Your objective: Restate the records in their entirety, word for word.

_____

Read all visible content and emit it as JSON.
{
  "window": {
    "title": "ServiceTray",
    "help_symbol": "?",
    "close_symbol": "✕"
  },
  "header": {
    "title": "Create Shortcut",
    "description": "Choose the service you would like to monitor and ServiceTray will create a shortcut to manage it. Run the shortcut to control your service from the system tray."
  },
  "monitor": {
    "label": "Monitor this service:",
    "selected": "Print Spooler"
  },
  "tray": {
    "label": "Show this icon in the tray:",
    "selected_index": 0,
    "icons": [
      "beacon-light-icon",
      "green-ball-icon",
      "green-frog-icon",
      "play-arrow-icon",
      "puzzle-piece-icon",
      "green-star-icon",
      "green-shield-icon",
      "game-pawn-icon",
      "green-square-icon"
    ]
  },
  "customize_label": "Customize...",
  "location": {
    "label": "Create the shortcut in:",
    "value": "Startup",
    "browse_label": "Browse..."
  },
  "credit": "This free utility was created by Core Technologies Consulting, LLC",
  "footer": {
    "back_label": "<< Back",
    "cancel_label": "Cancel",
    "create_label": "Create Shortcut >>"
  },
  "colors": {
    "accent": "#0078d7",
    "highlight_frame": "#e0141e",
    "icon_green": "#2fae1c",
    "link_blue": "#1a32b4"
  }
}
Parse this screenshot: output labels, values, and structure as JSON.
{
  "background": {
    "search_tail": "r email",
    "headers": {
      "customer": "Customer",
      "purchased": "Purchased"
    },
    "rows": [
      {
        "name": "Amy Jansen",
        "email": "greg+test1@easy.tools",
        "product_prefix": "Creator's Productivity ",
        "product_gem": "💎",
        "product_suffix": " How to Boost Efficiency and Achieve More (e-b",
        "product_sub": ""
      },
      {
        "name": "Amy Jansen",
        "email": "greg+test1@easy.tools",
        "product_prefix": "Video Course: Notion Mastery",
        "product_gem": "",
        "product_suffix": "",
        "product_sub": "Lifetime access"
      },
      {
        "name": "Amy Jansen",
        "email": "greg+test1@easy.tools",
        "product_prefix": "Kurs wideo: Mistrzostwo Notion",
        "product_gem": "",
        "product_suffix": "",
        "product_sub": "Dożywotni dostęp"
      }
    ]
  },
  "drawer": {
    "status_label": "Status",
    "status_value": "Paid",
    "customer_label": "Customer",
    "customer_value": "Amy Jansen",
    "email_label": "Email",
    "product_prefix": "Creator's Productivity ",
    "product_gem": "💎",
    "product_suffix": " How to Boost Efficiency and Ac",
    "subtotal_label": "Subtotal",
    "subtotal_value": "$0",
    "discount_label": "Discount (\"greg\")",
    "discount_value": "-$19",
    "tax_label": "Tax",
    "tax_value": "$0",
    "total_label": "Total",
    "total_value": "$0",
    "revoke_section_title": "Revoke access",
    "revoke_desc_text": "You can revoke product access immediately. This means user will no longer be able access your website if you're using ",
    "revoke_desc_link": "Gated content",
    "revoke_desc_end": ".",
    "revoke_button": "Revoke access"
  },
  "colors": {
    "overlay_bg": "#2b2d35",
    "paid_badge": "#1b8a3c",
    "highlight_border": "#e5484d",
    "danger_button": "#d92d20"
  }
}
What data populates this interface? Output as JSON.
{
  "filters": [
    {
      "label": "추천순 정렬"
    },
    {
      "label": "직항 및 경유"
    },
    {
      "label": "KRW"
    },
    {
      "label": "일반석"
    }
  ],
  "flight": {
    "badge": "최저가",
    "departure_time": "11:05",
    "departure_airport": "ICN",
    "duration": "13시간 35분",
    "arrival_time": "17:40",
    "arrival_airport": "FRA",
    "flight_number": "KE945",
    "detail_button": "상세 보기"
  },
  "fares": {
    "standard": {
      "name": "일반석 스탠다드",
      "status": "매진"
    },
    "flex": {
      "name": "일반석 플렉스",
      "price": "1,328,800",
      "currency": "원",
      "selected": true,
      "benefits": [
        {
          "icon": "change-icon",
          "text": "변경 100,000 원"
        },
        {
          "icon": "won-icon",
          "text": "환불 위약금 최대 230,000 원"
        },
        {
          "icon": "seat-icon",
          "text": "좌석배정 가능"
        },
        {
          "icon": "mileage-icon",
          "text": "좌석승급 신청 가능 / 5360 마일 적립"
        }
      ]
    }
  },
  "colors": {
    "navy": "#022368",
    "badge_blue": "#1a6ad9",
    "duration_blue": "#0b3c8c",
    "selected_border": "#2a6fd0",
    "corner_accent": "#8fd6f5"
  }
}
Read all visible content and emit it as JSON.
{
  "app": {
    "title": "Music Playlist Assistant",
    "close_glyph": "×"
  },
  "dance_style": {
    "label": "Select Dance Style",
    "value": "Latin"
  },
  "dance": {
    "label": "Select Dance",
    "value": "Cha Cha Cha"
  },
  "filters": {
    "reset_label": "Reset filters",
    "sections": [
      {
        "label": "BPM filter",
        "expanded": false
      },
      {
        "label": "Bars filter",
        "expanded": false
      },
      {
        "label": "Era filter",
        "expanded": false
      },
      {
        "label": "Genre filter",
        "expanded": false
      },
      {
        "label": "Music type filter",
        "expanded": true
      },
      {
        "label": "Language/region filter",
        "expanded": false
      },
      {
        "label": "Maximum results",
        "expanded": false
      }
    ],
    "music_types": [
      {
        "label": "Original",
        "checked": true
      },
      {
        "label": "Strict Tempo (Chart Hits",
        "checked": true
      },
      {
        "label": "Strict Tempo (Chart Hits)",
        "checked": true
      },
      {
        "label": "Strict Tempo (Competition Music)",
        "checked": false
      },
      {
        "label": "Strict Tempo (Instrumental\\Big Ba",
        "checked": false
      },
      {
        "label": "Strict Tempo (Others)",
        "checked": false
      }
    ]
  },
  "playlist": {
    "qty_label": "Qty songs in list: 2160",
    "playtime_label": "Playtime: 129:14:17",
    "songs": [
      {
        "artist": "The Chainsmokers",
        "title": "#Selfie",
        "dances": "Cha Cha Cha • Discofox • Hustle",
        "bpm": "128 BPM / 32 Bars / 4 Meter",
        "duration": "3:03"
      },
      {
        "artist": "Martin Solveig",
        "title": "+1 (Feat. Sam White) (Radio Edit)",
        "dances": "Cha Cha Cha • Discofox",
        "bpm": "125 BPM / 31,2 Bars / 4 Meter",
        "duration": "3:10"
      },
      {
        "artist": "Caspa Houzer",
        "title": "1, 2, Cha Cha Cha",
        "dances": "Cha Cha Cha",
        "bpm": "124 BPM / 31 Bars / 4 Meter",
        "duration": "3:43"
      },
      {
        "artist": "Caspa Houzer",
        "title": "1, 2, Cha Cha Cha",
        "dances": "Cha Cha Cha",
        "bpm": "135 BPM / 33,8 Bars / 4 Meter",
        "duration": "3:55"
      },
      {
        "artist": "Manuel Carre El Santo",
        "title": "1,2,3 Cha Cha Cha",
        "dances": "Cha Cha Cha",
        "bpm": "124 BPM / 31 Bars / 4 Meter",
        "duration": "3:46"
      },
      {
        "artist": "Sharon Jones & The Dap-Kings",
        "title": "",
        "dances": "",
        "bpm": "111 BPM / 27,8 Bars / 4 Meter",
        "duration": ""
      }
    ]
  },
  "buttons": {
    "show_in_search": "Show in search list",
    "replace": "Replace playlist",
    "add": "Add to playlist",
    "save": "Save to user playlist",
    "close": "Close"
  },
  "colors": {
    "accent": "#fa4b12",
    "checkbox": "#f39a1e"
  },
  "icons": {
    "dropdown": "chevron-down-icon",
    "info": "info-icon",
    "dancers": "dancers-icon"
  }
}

_____

Exercise answer:
Read all visible content and emit it as JSON.
{
  "window": {
    "title": "ServiceTray",
    "help_symbol": "?",
    "close_symbol": "✕"
  },
  "header": {
    "title": "Create Shortcut",
    "description": "Choose the service you would like to monitor and ServiceTray will create a shortcut to manage it. Run the shortcut to control your service from the system tray."
  },
  "monitor": {
    "label": "Monitor this service:",
    "selected": "Print Spooler"
  },
  "tray": {
    "label": "Show this icon in the tray:",
    "selected_index": 0,
    "icons": [
      "beacon-light-icon",
      "green-ball-icon",
      "green-frog-icon",
      "play-arrow-icon",
      "puzzle-piece-icon",
      "green-star-icon",
      "green-shield-icon",
      "game-pawn-icon",
      "green-square-icon"
    ]
  },
  "customize_label": "Customize...",
  "location": {
    "label": "Create the shortcut in:",
    "value": "Startup",
    "browse_label": "Browse..."
  },
  "credit": "This free utility was created by Core Technologies Consulting, LLC",
  "footer": {
    "back_label": "<< Back",
    "cancel_label": "Cancel",
    "create_label": "Create Shortcut >>"
  },
  "colors": {
    "accent": "#0078d7",
    "highlight_frame": "#e0141e",
    "icon_green": "#2fae1c",
    "link_blue": "#1a32b4"
  }
}
Parse this screenshot: output labels, values, and structure as JSON.
{
  "background": {
    "search_tail": "r email",
    "headers": {
      "customer": "Customer",
      "purchased": "Purchased"
    },
    "rows": [
      {
        "name": "Amy Jansen",
        "email": "greg+test1@easy.tools",
        "product_prefix": "Creator's Productivity ",
        "product_gem": "💎",
        "product_suffix": " How to Boost Efficiency and Achieve More (e-b",
        "product_sub": ""
      },
      {
        "name": "Amy Jansen",
        "email": "greg+test1@easy.tools",
        "product_prefix": "Video Course: Notion Mastery",
        "product_gem": "",
        "product_suffix": "",
        "product_sub": "Lifetime access"
      },
      {
        "name": "Amy Jansen",
        "email": "greg+test1@easy.tools",
        "product_prefix": "Kurs wideo: Mistrzostwo Notion",
        "product_gem": "",
        "product_suffix": "",
        "product_sub": "Dożywotni dostęp"
      }
    ]
  },
  "drawer": {
    "status_label": "Status",
    "status_value": "Paid",
    "customer_label": "Customer",
    "customer_value": "Amy Jansen",
    "email_label": "Email",
    "product_prefix": "Creator's Productivity ",
    "product_gem": "💎",
    "product_suffix": " How to Boost Efficiency and Ac",
    "subtotal_label": "Subtotal",
    "subtotal_value": "$0",
    "discount_label": "Discount (\"greg\")",
    "discount_value": "-$19",
    "tax_label": "Tax",
    "tax_value": "$0",
    "total_label": "Total",
    "total_value": "$0",
    "revoke_section_title": "Revoke access",
    "revoke_desc_text": "You can revoke product access immediately. This means user will no longer be able access your website if you're using ",
    "revoke_desc_link": "Gated content",
    "revoke_desc_end": ".",
    "revoke_button": "Revoke access"
  },
  "colors": {
    "overlay_bg": "#2b2d35",
    "paid_badge": "#1b8a3c",
    "highlight_border": "#e5484d",
    "danger_button": "#d92d20"
  }
}
What data populates this interface? Output as JSON.
{
  "filters": [
    {
      "label": "추천순 정렬"
    },
    {
      "label": "직항 및 경유"
    },
    {
      "label": "KRW"
    },
    {
      "label": "일반석"
    }
  ],
  "flight": {
    "badge": "최저가",
    "departure_time": "11:05",
    "departure_airport": "ICN",
    "duration": "13시간 35분",
    "arrival_time": "17:40",
    "arrival_airport": "FRA",
    "flight_number": "KE945",
    "detail_button": "상세 보기"
  },
  "fares": {
    "standard": {
      "name": "일반석 스탠다드",
      "status": "매진"
    },
    "flex": {
      "name": "일반석 플렉스",
      "price": "1,328,800",
      "currency": "원",
      "selected": true,
      "benefits": [
        {
          "icon": "change-icon",
          "text": "변경 100,000 원"
        },
        {
          "icon": "won-icon",
          "text": "환불 위약금 최대 230,000 원"
        },
        {
          "icon": "seat-icon",
          "text": "좌석배정 가능"
        },
        {
          "icon": "mileage-icon",
          "text": "좌석승급 신청 가능 / 5360 마일 적립"
        }
      ]
    }
  },
  "colors": {
    "navy": "#022368",
    "badge_blue": "#1a6ad9",
    "duration_blue": "#0b3c8c",
    "selected_border": "#2a6fd0",
    "corner_accent": "#8fd6f5"
  }
}
Read all visible content and emit it as JSON.
{
  "app": {
    "title": "Music Playlist Assistant",
    "close_glyph": "×"
  },
  "dance_style": {
    "label": "Select Dance Style",
    "value": "Latin"
  },
  "dance": {
    "label": "Select Dance",
    "value": "Cha Cha Cha"
  },
  "filters": {
    "reset_label": "Reset filters",
    "sections": [
      {
        "label": "BPM filter",
        "expanded": false
      },
      {
        "label": "Bars filter",
        "expanded": false
      },
      {
        "label": "Era filter",
        "expanded": false
      },
      {
        "label": "Genre filter",
        "expanded": false
      },
      {
        "label": "Music type filter",
        "expanded": true
      },
      {
        "label": "Language/region filter",
        "expanded": false
      },
      {
        "label": "Maximum results",
        "expanded": false
      }
    ],
    "music_types": [
      {
        "label": "Original",
        "checked": true
      },
      {
        "label": "Strict Tempo (Chart Hits",
        "checked": true
      },
      {
        "label": "Strict Tempo (Chart Hits)",
        "checked": true
      },
      {
        "label": "Strict Tempo (Competition Music)",
        "checked": false
      },
      {
        "label": "Strict Tempo (Instrumental\\Big Ba",
        "checked": false
      },
      {
        "label": "Strict Tempo (Others)",
        "checked": false
      }
    ]
  },
  "playlist": {
    "qty_label": "Qty songs in list: 2160",
    "playtime_label": "Playtime: 129:14:17",
    "songs": [
      {
        "artist": "The Chainsmokers",
        "title": "#Selfie",
        "dances": "Cha Cha Cha • Discofox • Hustle",
        "bpm": "128 BPM / 32 Bars / 4 Meter",
        "duration": "3:03"
      },
      {
        "artist": "Martin Solveig",
        "title": "+1 (Feat. Sam White) (Radio Edit)",
        "dances": "Cha Cha Cha • Discofox",
        "bpm": "125 BPM / 31,2 Bars / 4 Meter",
        "duration": "3:10"
      },
      {
        "artist": "Caspa Houzer",
        "title": "1, 2, Cha Cha Cha",
        "dances": "Cha Cha Cha",
        "bpm": "124 BPM / 31 Bars / 4 Meter",
        "duration": "3:43"
      },
      {
        "artist": "Caspa Houzer",
        "title": "1, 2, Cha Cha Cha",
        "dances": "Cha Cha Cha",
        "bpm": "135 BPM / 33,8 Bars / 4 Meter",
        "duration": "3:55"
      },
      {
        "artist": "Manuel Carre El Santo",
        "title": "1,2,3 Cha Cha Cha",
        "dances": "Cha Cha Cha",
        "bpm": "124 BPM / 31 Bars / 4 Meter",
        "duration": "3:46"
      },
      {
        "artist": "Sharon Jones & The Dap-Kings",
        "title": "",
        "dances": "",
        "bpm": "111 BPM / 27,8 Bars / 4 Meter",
        "duration": ""
      }
    ]
  },
  "buttons": {
    "show_in_search": "Show in search list",
    "replace": "Replace playlist",
    "add": "Add to playlist",
    "save": "Save to user playlist",
    "close": "Close"
  },
  "colors": {
    "accent": "#fa4b12",
    "checkbox": "#f39a1e"
  },
  "icons": {
    "dropdown": "chevron-down-icon",
    "info": "info-icon",
    "dancers": "dancers-icon"
  }
}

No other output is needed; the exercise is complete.